WRITTEN TASK: Your copy should begin at the line containing "Convert this document image to plain text." and end at the last line of the records; transcribe those lines exactly and leave out every picture.

--------------------------------

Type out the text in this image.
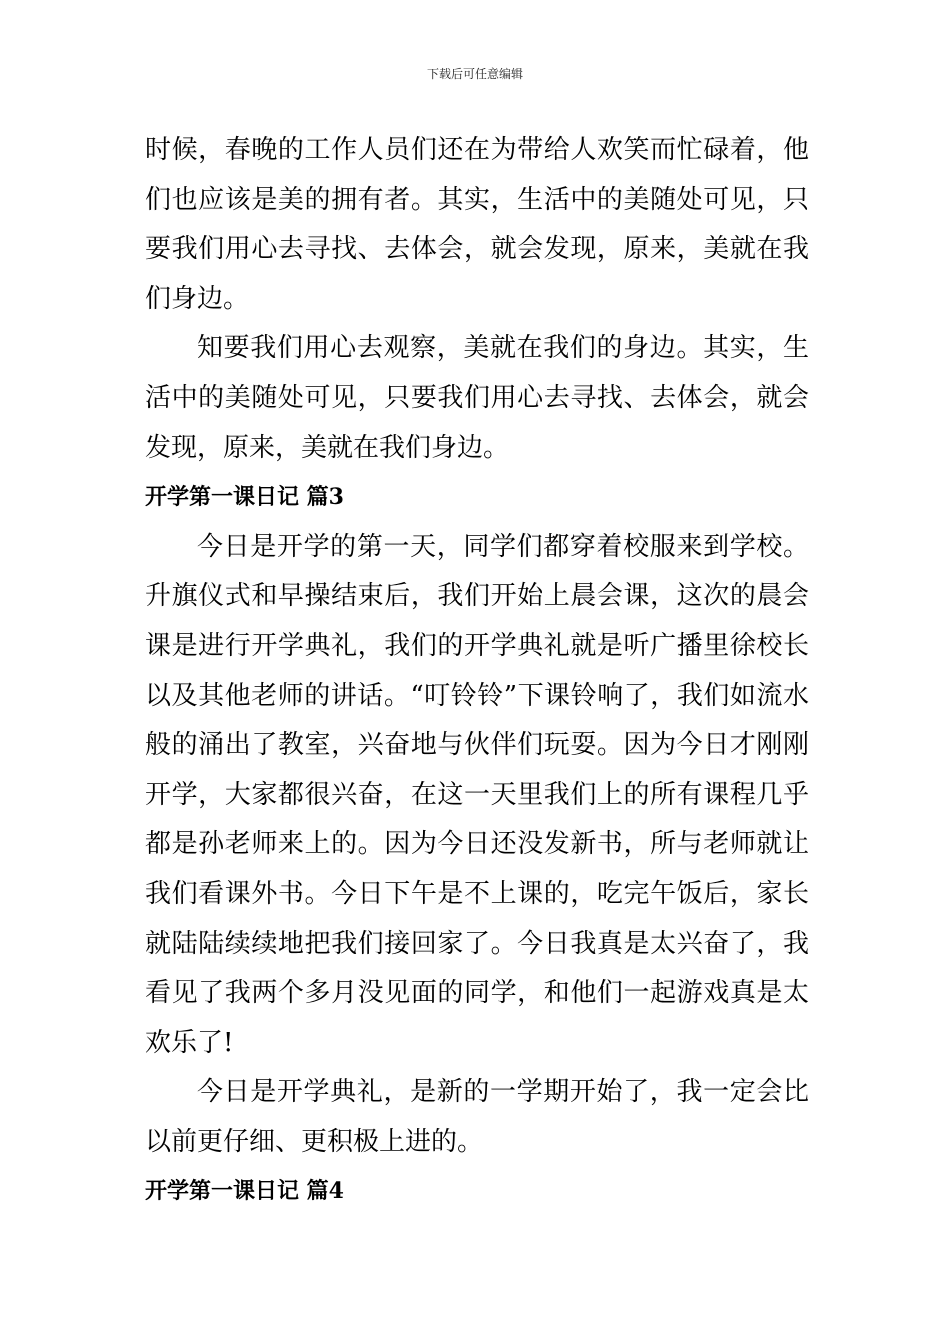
下载后可任意编辑

时候，春晚的工作人员们还在为带给人欢笑而忙碌着，他们也应该是美的拥有者。其实，生活中的美随处可见，只要我们用心去寻找、去体会，就会发现，原来，美就在我们身边。

知要我们用心去观察，美就在我们的身边。其实，生活中的美随处可见，只要我们用心去寻找、去体会，就会发现，原来，美就在我们身边。

开学第一课日记 篇3

今日是开学的第一天，同学们都穿着校服来到学校。升旗仪式和早操结束后，我们开始上晨会课，这次的晨会课是进行开学典礼，我们的开学典礼就是听广播里徐校长以及其他老师的讲话。“叮铃铃”下课铃响了，我们如流水般的涌出了教室，兴奋地与伙伴们玩耍。因为今日才刚刚开学，大家都很兴奋，在这一天里我们上的所有课程几乎都是孙老师来上的。因为今日还没发新书，所与老师就让我们看课外书。今日下午是不上课的，吃完午饭后，家长就陆陆续续地把我们接回家了。今日我真是太兴奋了，我看见了我两个多月没见面的同学，和他们一起游戏真是太欢乐了!

今日是开学典礼，是新的一学期开始了，我一定会比以前更仔细、更积极上进的。

开学第一课日记 篇4
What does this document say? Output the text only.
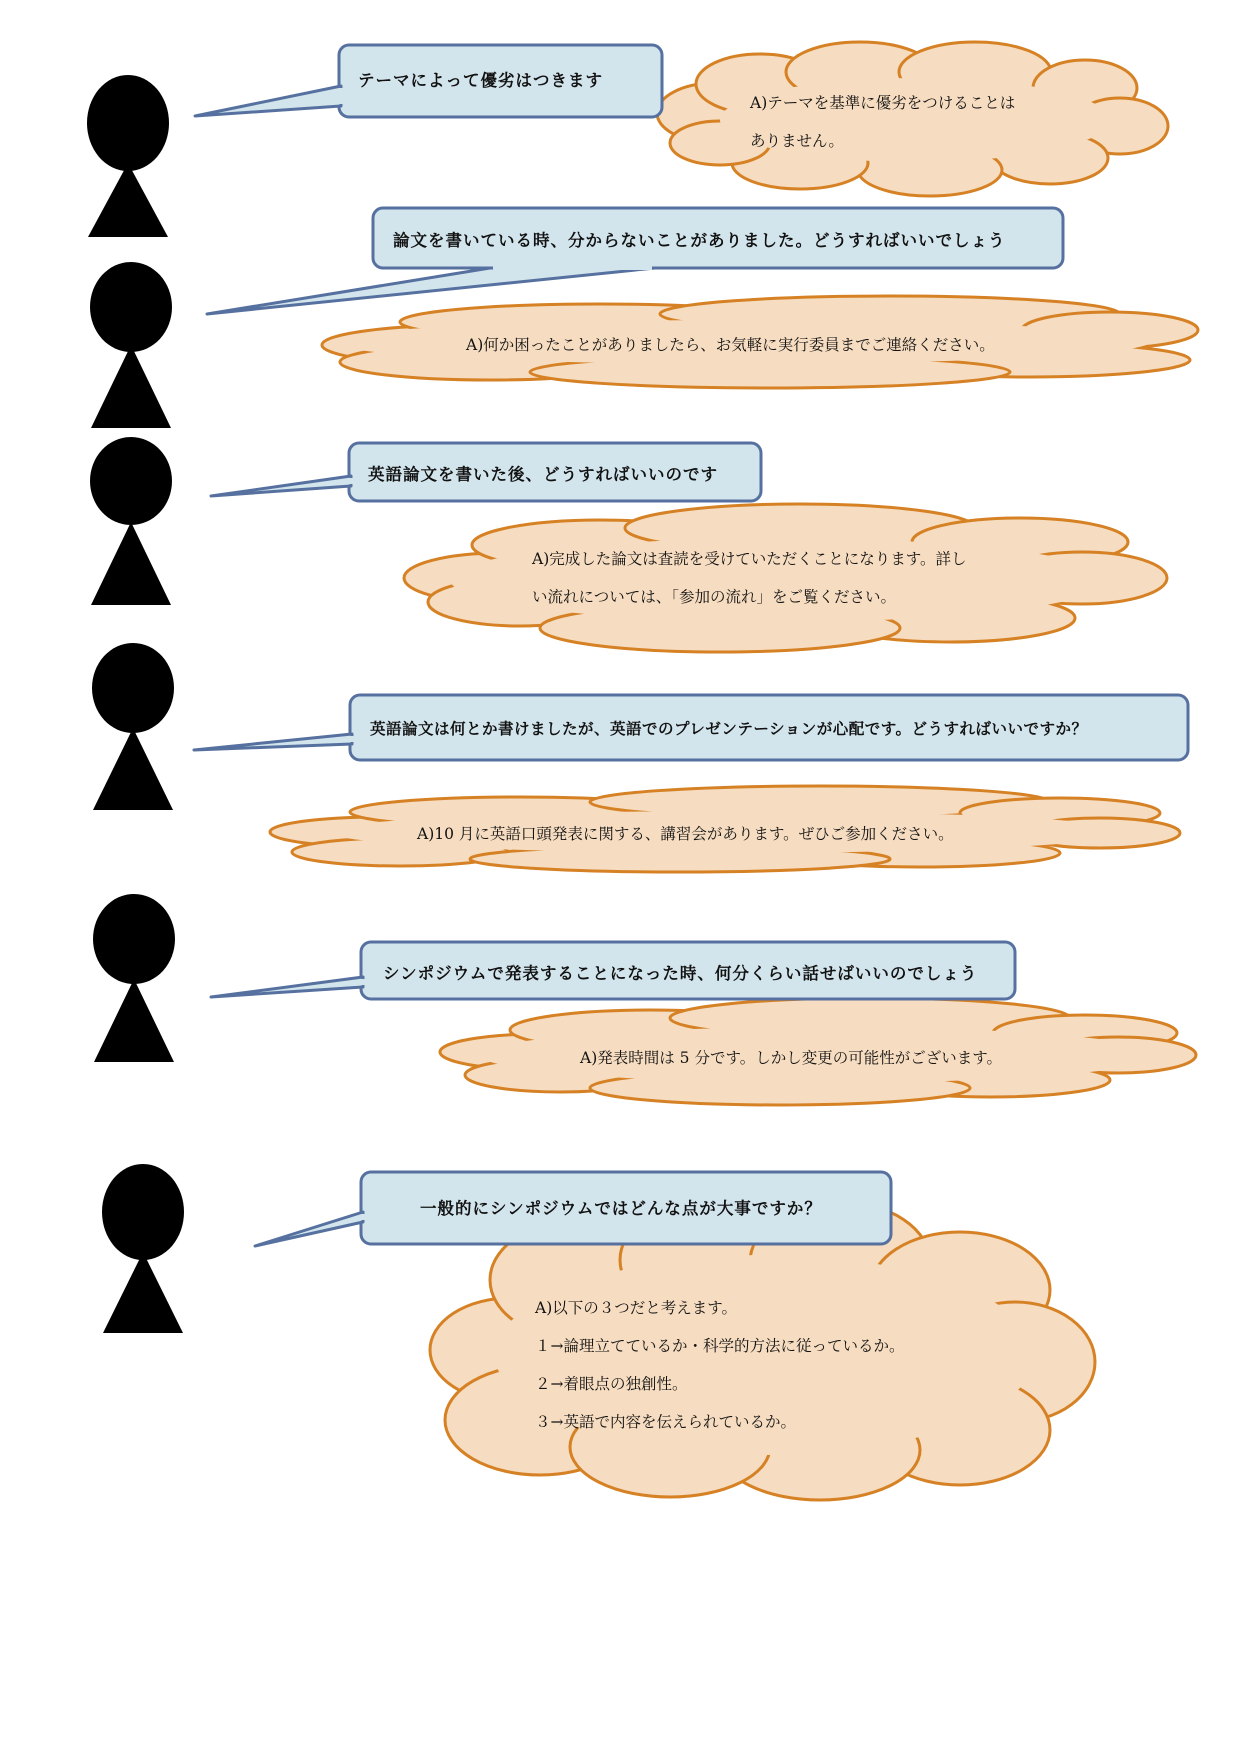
テーマによって優劣はつきます
論文を書いている時、分からないことがありました。どうすればいいでしょう
英語論文を書いた後、どうすればいいのです
英語論文は何とか書けましたが、英語でのプレゼンテーションが心配です。どうすればいいですか？
シンポジウムで発表することになった時、何分くらい話せばいいのでしょう
一般的にシンポジウムではどんな点が大事ですか？
A)テーマを基準に優劣をつけることは
ありません。
A)何か困ったことがありましたら、お気軽に実行委員までご連絡ください。
A)完成した論文は査読を受けていただくことになります。詳し
い流れについては、「参加の流れ」をご覧ください。
A)10 月に英語口頭発表に関する、講習会があります。ぜひご参加ください。
A)発表時間は 5 分です。しかし変更の可能性がございます。
A)以下の３つだと考えます。
１→論理立てているか・科学的方法に従っているか。
２→着眼点の独創性。
３→英語で内容を伝えられているか。
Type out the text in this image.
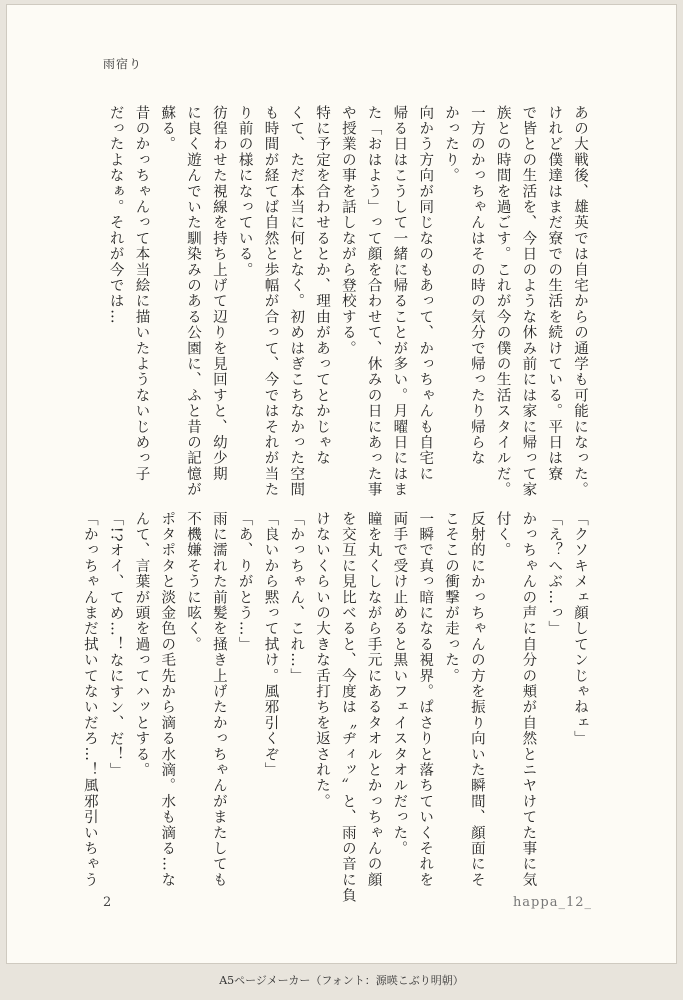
雨宿り

あの大戦後、雄英では自宅からの通学も可能になった。

けれど僕達はまだ寮での生活を続けている。平日は寮

で皆との生活を、今日のような休み前には家に帰って家

族との時間を過ごす。これが今の僕の生活スタイルだ。

一方のかっちゃんはその時の気分で帰ったり帰らな

かったり。

向かう方向が同じなのもあって、かっちゃんも自宅に

帰る日はこうして一緒に帰ることが多い。月曜日にはま

た「おはよう」って顔を合わせて、休みの日にあった事

や授業の事を話しながら登校する。

特に予定を合わせるとか、理由があってとかじゃな

くて、ただ本当に何となく。初めはぎこちなかった空間

も時間が経てば自然と歩幅が合って、今ではそれが当た

り前の様になっている。

彷徨わせた視線を持ち上げて辺りを見回すと、幼少期

に良く遊んでいた馴染みのある公園に、ふと昔の記憶が

蘇る。

昔のかっちゃんって本当絵に描いたようないじめっ子

だったよなぁ。それが今では…

「クソキメェ顔してンじゃねェ」

「え？へぶ…っ」

かっちゃんの声に自分の頬が自然とニヤけてた事に気

付く。

反射的にかっちゃんの方を振り向いた瞬間、顔面にそ

こそこの衝撃が走った。

一瞬で真っ暗になる視界。ぱさりと落ちていくそれを

両手で受け止めると黒いフェイスタオルだった。

瞳を丸くしながら手元にあるタオルとかっちゃんの顔

を交互に見比べると、今度は〝ヂィッ〟と、雨の音に負

けないくらいの大きな舌打ちを返された。

「かっちゃん、これ…」

「良いから黙って拭け。風邪引くぞ」

「あ、りがとう…」

雨に濡れた前髪を掻き上げたかっちゃんがまたしても

不機嫌そうに呟く。

ポタポタと淡金色の毛先から滴る水滴。水も滴る…な

んて、言葉が頭を過ってハッとする。

「!?オイ、てめ…！なにすン、だ！」

「かっちゃんまだ拭いてないだろ…！風邪引いちゃう

2	happa_12_
A5ページメーカー（フォント：源暎こぶり明朝）
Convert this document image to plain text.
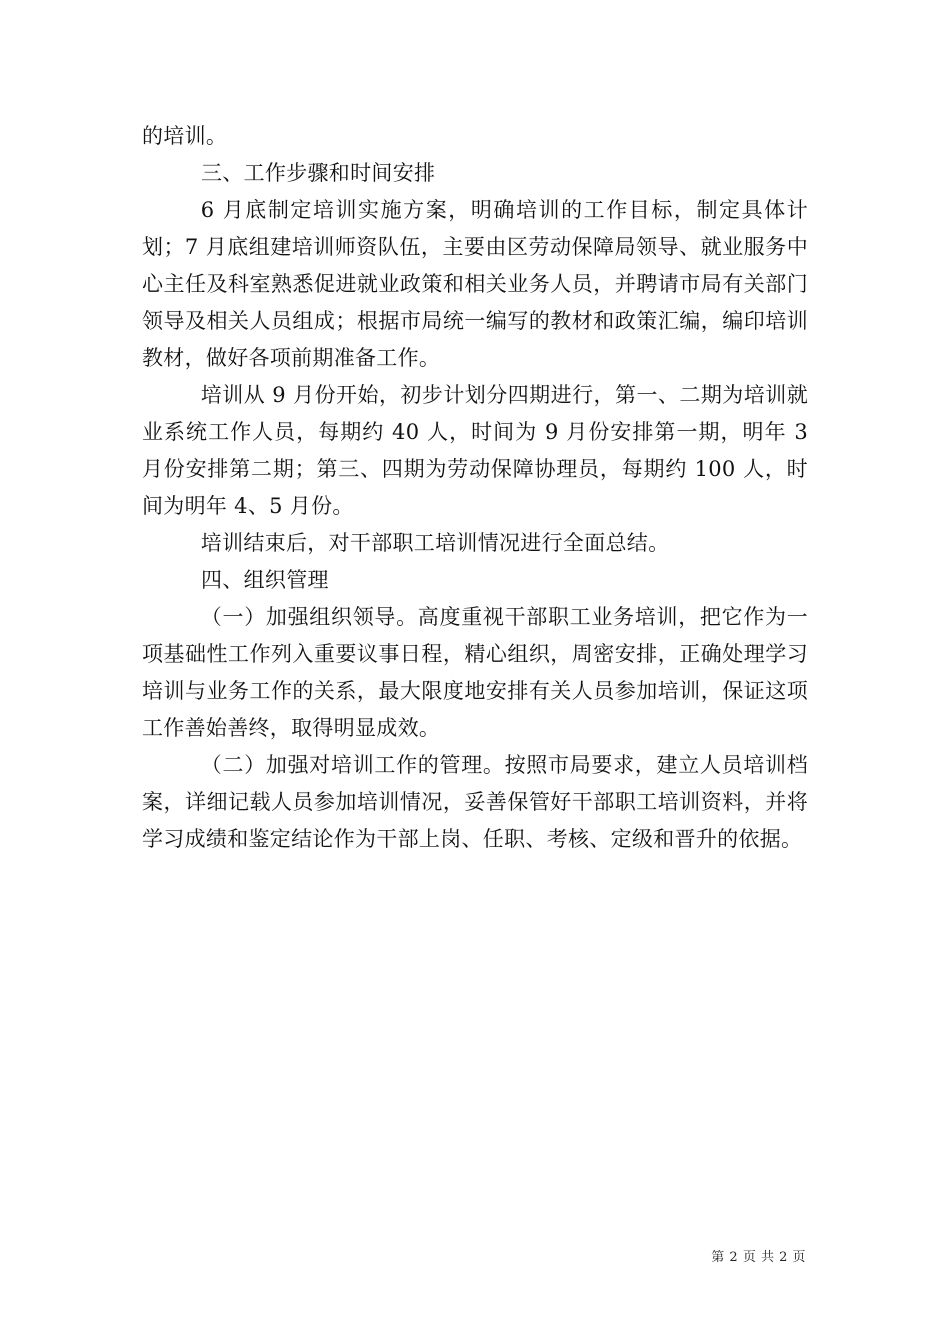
的培训。

三、工作步骤和时间安排

6 月底制定培训实施方案，明确培训的工作目标，制定具体计划；7 月底组建培训师资队伍，主要由区劳动保障局领导、就业服务中心主任及科室熟悉促进就业政策和相关业务人员，并聘请市局有关部门领导及相关人员组成；根据市局统一编写的教材和政策汇编，编印培训教材，做好各项前期准备工作。

培训从 9 月份开始，初步计划分四期进行，第一、二期为培训就业系统工作人员，每期约 40 人，时间为 9 月份安排第一期，明年 3 月份安排第二期；第三、四期为劳动保障协理员，每期约 100 人，时间为明年 4、5 月份。

培训结束后，对干部职工培训情况进行全面总结。

四、组织管理

（一）加强组织领导。高度重视干部职工业务培训，把它作为一项基础性工作列入重要议事日程，精心组织，周密安排，正确处理学习培训与业务工作的关系，最大限度地安排有关人员参加培训，保证这项工作善始善终，取得明显成效。

（二）加强对培训工作的管理。按照市局要求，建立人员培训档案，详细记载人员参加培训情况，妥善保管好干部职工培训资料，并将学习成绩和鉴定结论作为干部上岗、任职、考核、定级和晋升的依据。

第 2 页 共 2 页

--------------------------------

OUTPUT OF THE EXERCISE:
Convert this document image to plain text.
的培训。

三、工作步骤和时间安排

6 月底制定培训实施方案，明确培训的工作目标，制定具体计划；7 月底组建培训师资队伍，主要由区劳动保障局领导、就业服务中心主任及科室熟悉促进就业政策和相关业务人员，并聘请市局有关部门领导及相关人员组成；根据市局统一编写的教材和政策汇编，编印培训教材，做好各项前期准备工作。

培训从 9 月份开始，初步计划分四期进行，第一、二期为培训就业系统工作人员，每期约 40 人，时间为 9 月份安排第一期，明年 3 月份安排第二期；第三、四期为劳动保障协理员，每期约 100 人，时间为明年 4、5 月份。

培训结束后，对干部职工培训情况进行全面总结。

四、组织管理

（一）加强组织领导。高度重视干部职工业务培训，把它作为一项基础性工作列入重要议事日程，精心组织，周密安排，正确处理学习培训与业务工作的关系，最大限度地安排有关人员参加培训，保证这项工作善始善终，取得明显成效。

（二）加强对培训工作的管理。按照市局要求，建立人员培训档案，详细记载人员参加培训情况，妥善保管好干部职工培训资料，并将学习成绩和鉴定结论作为干部上岗、任职、考核、定级和晋升的依据。

第 2 页 共 2 页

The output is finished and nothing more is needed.